=== Dataset records ===
——

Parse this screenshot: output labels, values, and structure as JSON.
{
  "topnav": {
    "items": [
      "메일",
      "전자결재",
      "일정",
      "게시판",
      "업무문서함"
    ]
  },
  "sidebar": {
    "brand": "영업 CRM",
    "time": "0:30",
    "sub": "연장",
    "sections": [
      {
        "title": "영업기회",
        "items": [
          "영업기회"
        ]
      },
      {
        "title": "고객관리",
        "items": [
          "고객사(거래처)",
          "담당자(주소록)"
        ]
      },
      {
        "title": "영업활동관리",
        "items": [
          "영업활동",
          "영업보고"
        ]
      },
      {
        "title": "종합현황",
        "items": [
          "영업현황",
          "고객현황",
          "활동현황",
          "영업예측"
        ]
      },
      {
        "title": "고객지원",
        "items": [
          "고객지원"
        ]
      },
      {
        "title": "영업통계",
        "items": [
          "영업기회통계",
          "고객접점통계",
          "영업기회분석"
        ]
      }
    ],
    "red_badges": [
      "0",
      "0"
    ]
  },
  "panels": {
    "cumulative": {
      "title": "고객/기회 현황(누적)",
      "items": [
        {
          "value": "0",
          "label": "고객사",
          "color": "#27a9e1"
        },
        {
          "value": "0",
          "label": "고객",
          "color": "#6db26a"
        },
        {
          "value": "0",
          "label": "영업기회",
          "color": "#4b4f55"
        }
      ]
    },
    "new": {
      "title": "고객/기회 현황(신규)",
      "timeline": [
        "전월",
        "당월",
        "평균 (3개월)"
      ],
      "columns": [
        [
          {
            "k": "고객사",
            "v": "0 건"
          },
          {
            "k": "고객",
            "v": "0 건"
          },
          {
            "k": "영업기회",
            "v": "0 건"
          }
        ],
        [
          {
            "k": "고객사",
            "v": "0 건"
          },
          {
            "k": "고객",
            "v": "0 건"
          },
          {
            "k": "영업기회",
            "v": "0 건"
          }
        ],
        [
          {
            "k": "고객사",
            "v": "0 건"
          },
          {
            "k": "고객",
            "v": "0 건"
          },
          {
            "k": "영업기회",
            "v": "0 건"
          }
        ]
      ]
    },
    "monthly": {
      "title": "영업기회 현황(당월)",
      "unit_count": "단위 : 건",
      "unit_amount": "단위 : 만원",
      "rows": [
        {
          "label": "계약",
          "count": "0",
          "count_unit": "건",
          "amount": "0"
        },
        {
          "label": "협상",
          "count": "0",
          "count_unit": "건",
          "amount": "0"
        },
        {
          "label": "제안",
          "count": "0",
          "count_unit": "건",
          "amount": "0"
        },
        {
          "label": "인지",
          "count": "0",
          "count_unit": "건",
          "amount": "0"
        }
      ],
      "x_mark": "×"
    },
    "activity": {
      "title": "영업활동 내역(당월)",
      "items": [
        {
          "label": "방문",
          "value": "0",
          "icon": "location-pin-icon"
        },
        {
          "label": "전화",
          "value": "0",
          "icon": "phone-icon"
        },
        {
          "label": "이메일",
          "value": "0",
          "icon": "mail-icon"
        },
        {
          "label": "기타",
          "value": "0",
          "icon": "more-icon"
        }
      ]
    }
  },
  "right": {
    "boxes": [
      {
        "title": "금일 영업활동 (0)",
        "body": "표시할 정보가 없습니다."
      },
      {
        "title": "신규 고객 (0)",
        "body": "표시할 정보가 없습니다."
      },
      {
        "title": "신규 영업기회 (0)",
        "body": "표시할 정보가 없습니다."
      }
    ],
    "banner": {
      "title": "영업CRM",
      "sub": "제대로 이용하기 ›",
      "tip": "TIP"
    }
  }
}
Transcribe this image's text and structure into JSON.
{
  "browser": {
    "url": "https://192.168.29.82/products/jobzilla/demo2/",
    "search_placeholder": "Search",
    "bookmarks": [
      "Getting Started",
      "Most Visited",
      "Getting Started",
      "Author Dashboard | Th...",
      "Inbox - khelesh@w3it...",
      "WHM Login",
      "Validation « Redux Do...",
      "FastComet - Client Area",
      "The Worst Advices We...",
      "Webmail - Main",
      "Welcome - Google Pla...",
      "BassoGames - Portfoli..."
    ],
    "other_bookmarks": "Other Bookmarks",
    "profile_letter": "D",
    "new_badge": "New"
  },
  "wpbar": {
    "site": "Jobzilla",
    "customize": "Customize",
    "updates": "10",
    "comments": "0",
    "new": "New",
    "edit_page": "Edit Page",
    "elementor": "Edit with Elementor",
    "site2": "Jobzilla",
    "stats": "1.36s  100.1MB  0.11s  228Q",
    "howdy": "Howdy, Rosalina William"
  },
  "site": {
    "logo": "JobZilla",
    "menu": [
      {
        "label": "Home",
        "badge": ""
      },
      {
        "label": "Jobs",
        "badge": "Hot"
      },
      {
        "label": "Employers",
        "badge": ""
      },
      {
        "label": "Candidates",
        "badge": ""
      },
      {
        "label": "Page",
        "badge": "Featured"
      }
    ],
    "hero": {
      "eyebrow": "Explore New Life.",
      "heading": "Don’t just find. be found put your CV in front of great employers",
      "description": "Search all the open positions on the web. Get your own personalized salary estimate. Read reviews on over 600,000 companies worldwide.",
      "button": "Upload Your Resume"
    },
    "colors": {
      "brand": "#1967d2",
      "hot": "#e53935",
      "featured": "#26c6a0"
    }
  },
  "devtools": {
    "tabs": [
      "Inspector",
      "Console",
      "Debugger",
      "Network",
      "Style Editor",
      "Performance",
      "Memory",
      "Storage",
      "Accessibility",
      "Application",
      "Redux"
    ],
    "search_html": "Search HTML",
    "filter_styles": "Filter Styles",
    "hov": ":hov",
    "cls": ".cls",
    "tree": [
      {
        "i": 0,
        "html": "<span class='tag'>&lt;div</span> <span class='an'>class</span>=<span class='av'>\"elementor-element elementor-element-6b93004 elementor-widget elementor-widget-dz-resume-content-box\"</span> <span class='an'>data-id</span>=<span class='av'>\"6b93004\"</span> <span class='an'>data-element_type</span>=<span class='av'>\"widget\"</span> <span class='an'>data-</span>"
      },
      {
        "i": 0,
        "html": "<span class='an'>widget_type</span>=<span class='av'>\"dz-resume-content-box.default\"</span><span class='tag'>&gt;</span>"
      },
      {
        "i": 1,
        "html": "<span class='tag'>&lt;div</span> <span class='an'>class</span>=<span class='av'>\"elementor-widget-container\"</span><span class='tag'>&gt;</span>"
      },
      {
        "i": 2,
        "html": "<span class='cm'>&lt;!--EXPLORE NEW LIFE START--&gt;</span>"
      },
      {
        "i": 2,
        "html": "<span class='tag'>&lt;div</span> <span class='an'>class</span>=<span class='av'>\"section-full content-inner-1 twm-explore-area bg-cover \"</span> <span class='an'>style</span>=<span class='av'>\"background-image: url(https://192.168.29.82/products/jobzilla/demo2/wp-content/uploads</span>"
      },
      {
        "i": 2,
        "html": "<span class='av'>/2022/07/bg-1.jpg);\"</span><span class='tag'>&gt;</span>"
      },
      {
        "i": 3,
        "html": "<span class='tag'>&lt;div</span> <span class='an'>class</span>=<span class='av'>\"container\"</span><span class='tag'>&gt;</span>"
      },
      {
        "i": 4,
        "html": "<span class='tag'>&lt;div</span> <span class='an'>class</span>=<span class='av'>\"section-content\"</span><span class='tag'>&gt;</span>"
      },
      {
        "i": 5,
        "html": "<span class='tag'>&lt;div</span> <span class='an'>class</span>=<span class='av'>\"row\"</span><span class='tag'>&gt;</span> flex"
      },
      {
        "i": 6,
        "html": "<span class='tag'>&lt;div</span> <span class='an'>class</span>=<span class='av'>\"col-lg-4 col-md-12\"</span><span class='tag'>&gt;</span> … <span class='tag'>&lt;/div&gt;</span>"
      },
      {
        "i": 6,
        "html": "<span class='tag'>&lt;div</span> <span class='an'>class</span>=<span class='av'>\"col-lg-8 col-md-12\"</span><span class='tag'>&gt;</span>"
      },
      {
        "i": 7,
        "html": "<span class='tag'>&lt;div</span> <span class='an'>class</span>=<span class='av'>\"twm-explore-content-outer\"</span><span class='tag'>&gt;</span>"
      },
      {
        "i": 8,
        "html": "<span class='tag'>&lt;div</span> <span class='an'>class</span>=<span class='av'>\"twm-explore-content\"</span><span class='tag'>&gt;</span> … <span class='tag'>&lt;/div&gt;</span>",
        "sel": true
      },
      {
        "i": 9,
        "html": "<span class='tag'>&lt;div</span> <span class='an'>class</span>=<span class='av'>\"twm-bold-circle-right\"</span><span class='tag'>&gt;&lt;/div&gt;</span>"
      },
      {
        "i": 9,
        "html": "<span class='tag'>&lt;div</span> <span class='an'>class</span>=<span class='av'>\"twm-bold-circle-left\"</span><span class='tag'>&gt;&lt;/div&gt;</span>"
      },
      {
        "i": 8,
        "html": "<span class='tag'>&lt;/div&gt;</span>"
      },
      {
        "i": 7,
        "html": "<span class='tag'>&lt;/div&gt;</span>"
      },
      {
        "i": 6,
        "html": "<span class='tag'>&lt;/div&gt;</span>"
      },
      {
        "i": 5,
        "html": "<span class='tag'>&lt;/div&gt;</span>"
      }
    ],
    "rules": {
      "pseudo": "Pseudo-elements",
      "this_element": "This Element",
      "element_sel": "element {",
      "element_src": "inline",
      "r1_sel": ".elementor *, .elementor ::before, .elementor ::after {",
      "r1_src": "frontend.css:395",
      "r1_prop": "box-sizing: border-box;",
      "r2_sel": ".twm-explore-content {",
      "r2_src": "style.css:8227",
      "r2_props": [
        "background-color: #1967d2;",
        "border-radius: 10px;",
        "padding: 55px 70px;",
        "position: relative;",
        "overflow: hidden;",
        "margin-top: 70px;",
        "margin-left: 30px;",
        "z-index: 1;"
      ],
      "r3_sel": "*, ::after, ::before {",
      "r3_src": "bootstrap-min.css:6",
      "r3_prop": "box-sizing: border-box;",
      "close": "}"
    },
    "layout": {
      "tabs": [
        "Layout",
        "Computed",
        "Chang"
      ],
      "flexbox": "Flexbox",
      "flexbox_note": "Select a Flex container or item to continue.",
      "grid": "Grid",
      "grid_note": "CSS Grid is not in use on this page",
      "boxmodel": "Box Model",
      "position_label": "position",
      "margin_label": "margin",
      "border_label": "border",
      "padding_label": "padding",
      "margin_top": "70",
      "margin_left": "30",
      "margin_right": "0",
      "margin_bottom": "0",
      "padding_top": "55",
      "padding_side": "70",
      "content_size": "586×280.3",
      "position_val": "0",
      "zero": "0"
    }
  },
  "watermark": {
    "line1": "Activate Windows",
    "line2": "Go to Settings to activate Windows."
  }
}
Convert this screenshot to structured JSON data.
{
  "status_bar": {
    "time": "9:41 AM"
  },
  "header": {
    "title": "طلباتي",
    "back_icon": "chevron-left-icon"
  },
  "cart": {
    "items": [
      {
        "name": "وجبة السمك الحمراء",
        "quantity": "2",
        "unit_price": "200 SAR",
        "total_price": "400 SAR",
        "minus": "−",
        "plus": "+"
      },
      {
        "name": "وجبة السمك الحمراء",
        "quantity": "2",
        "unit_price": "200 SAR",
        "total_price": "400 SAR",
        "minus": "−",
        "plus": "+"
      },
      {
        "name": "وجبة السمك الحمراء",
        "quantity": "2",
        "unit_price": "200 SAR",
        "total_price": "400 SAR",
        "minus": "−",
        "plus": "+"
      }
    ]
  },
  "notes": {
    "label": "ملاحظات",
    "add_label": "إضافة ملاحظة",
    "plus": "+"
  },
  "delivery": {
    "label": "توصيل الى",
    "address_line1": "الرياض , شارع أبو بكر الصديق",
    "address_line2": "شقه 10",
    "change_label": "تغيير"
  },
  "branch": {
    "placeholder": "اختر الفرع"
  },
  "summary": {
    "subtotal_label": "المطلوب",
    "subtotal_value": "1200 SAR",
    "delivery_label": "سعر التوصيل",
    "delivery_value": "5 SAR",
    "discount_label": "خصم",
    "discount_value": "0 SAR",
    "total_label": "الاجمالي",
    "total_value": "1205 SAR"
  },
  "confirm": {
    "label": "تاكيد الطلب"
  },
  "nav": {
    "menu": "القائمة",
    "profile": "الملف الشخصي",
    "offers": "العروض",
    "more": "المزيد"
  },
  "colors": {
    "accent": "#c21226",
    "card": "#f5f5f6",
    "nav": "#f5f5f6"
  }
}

——

=== EXERCISE REQUIREMENTS ===
Write out the lines above, starting at the line that contains "Convert this screenshot" and ending with the final line, and nothing else; copy them exactly.

=== OUTPUT BELOW ===
Convert this screenshot to structured JSON data.
{
  "status_bar": {
    "time": "9:41 AM"
  },
  "header": {
    "title": "طلباتي",
    "back_icon": "chevron-left-icon"
  },
  "cart": {
    "items": [
      {
        "name": "وجبة السمك الحمراء",
        "quantity": "2",
        "unit_price": "200 SAR",
        "total_price": "400 SAR",
        "minus": "−",
        "plus": "+"
      },
      {
        "name": "وجبة السمك الحمراء",
        "quantity": "2",
        "unit_price": "200 SAR",
        "total_price": "400 SAR",
        "minus": "−",
        "plus": "+"
      },
      {
        "name": "وجبة السمك الحمراء",
        "quantity": "2",
        "unit_price": "200 SAR",
        "total_price": "400 SAR",
        "minus": "−",
        "plus": "+"
      }
    ]
  },
  "notes": {
    "label": "ملاحظات",
    "add_label": "إضافة ملاحظة",
    "plus": "+"
  },
  "delivery": {
    "label": "توصيل الى",
    "address_line1": "الرياض , شارع أبو بكر الصديق",
    "address_line2": "شقه 10",
    "change_label": "تغيير"
  },
  "branch": {
    "placeholder": "اختر الفرع"
  },
  "summary": {
    "subtotal_label": "المطلوب",
    "subtotal_value": "1200 SAR",
    "delivery_label": "سعر التوصيل",
    "delivery_value": "5 SAR",
    "discount_label": "خصم",
    "discount_value": "0 SAR",
    "total_label": "الاجمالي",
    "total_value": "1205 SAR"
  },
  "confirm": {
    "label": "تاكيد الطلب"
  },
  "nav": {
    "menu": "القائمة",
    "profile": "الملف الشخصي",
    "offers": "العروض",
    "more": "المزيد"
  },
  "colors": {
    "accent": "#c21226",
    "card": "#f5f5f6",
    "nav": "#f5f5f6"
  }
}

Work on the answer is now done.